Requests
a – Answer these questions from the reading notes:
(i) Who is quoted on the purpose of art?
(ii) What date appears in the reading notes?
(iii) What breed of pig does Melissa Kelley raise?
b – Continue the reading notes on chefs and books from the point where they stop.

Document segment
+++++

The purpose of art is to delight us; certain men and women (no smarter than you or I) whose art can delight us have been given dispensation from going out and fetching water and carrying wood. It's no more elaborate than that. — David Mamet

Dipping into these notes -- the amicable beginning, as I suppose, of the genre of modern travel literature -- was often delightful. Two characters set off on a fairly arduous experiment in tourism. Neither are very proficient travelers, and Dr. Johnson must have been a very particular (and so very difficult) guest. Tons of fun.

June 8, 2006 (permalink)


Restaurant owners have known for decades that you can make money on a superb little restaurant, but you can make a fortune with an unambitious big one -- or, better still, a chain. In recent years, the food press and The Food Network have made this more emphatically true, as big-name chefs spend little or no time in the kitchen. From Emeril to Keller and Robuchon, the chef is a celebrity and a CEO.

This volume follows on the wonderful Making of a Chef, which looked at culinary school, and Soul of a Chef, which visited three very different chefs. Here, Ruhlman explores celebrity chefs and their work. He revisits the Culinary Institute and discusses the New Student with his old teachers. He spends time with French Laundry creator Thomas Keller at the opening of his New York bastion Per Se. (Keller had lost his shoes, handing Ruhlman a useful metaphor.) He journeys to Maine to meet Melissa Kelley, who grows her own herbs and vegetables and invites diners out back to be introduces to "the piggies" -- Gloucester Old Spots she raises.

Perhaps simply because I seldom watch The Food Network, I'm not fascinated by celebrity chefs. Ruhlman does an unmatched job of explaining how economics and PR force them out of the kitchen and into corporate leadership or into the TV studio. He gathers the data and walks you through the numbers and shows you how people feel.

The Reach of a Chef is about money. Getting Americans to show what they feel about money without platitudes and sentiment is exceptionally difficult, and Ruhlman does it nicely. He captures the tension and frustration of chefs who only can pay themselves $150K/year as they experience it, without embarrassment or apology, and shows the various ways in which they are choosing to address their problem and the impact of those solutions on the way we eat.

+++++

Data excerpts
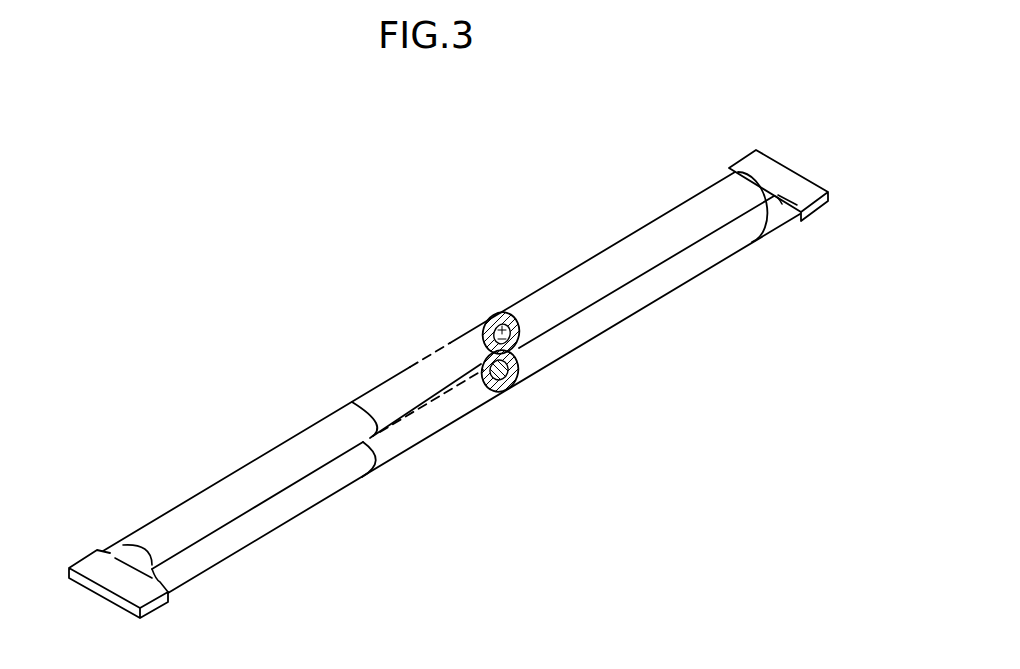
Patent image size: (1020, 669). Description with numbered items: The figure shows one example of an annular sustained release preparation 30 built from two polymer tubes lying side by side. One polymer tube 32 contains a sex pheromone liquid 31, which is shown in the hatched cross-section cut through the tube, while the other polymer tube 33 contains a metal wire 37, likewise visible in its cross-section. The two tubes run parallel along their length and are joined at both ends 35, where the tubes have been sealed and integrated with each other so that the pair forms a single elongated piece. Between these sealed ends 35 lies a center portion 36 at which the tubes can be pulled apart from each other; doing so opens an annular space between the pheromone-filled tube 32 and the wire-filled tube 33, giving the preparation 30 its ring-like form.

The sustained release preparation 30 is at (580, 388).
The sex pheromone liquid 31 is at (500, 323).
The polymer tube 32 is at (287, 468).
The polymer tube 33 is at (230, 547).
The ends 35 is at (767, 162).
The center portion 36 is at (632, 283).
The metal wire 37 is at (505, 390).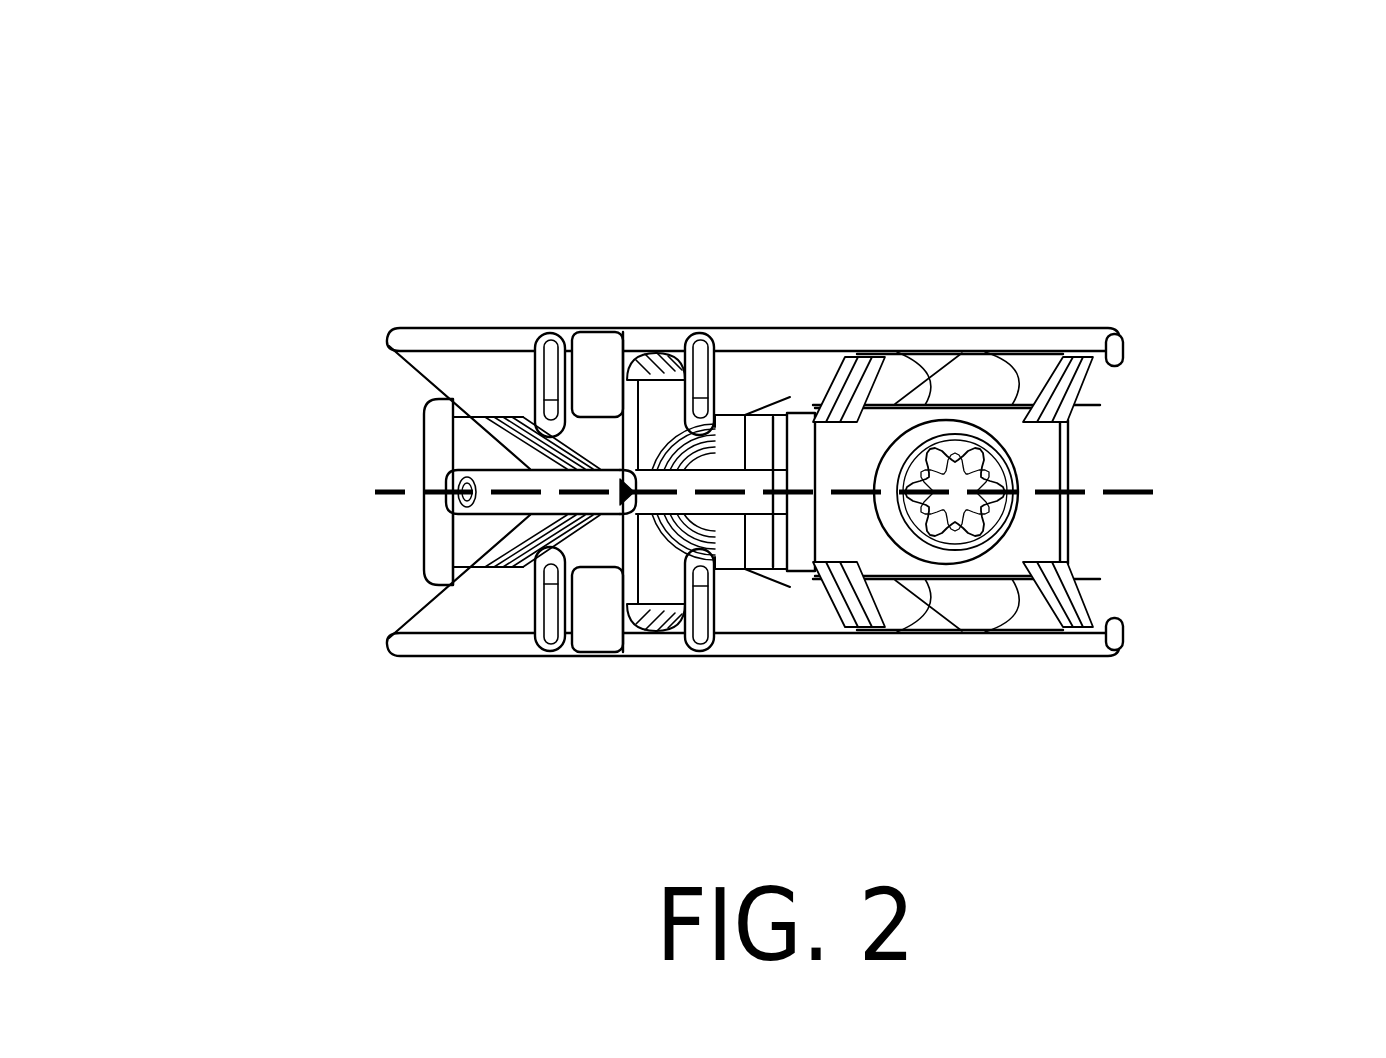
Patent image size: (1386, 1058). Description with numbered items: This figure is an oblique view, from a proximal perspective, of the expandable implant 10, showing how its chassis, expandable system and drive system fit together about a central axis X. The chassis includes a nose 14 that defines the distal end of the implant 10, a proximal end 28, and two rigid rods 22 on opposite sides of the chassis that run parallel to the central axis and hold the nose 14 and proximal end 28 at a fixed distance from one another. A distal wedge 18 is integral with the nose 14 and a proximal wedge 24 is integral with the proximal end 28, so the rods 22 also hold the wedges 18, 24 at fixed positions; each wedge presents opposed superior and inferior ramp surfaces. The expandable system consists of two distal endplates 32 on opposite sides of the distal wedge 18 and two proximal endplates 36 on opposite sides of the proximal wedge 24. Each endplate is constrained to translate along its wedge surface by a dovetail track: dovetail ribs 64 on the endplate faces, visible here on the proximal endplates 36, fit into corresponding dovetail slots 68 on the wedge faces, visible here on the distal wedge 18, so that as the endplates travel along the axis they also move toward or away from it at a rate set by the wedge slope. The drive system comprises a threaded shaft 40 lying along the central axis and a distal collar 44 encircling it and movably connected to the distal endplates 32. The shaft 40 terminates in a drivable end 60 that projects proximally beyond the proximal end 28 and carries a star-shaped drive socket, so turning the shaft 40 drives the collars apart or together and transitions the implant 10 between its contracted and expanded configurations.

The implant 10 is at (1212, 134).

+++++

Exercise results
a –
(i) David Mamet
(ii) June 8, 2006
(iii) Gloucester Old Spots

b –
I'd like, someday, for Ruhlman to take us back to the kitchen and back to the start of the trip -- to good food, its nature and its making, and to the classmates with whom he worked. To Erica-who-burt-her-roux, to sullen angry Adam who would rather have been working in wood, and perhaps even to brown sauce.

June 6, 2006 (permalink)


I've always loved Dorothy Sayers, but I'd not revisited this one since college and it's a much stronger novel than I'd remembered. What I missed back then was that the fast-living young louts aren't the stereotypes that Sayers occasionally drops into her texts when she isn't paying attention: they are the bright young things of Waugh's Vile Bodies, which appeared three years before this Sayers mystery.

As is often the case in Sayers, the crime is absurdly complex and overwrought. The chance to view the insides of a 1930's London advertising office is valuable; in fiction, we see far too little of the modern workplace. Lord Peter, for all of his impossible gentility, is a wonderful character, and Sayers has a delightful ear.

I haven't asked him yet. How can I? It's horribly hampering to one's detective work when one isn't supposed to be detecting, because one daren't ask any questions, much.

Oh, that last word works wonders.

June 2, 2006 (permalink)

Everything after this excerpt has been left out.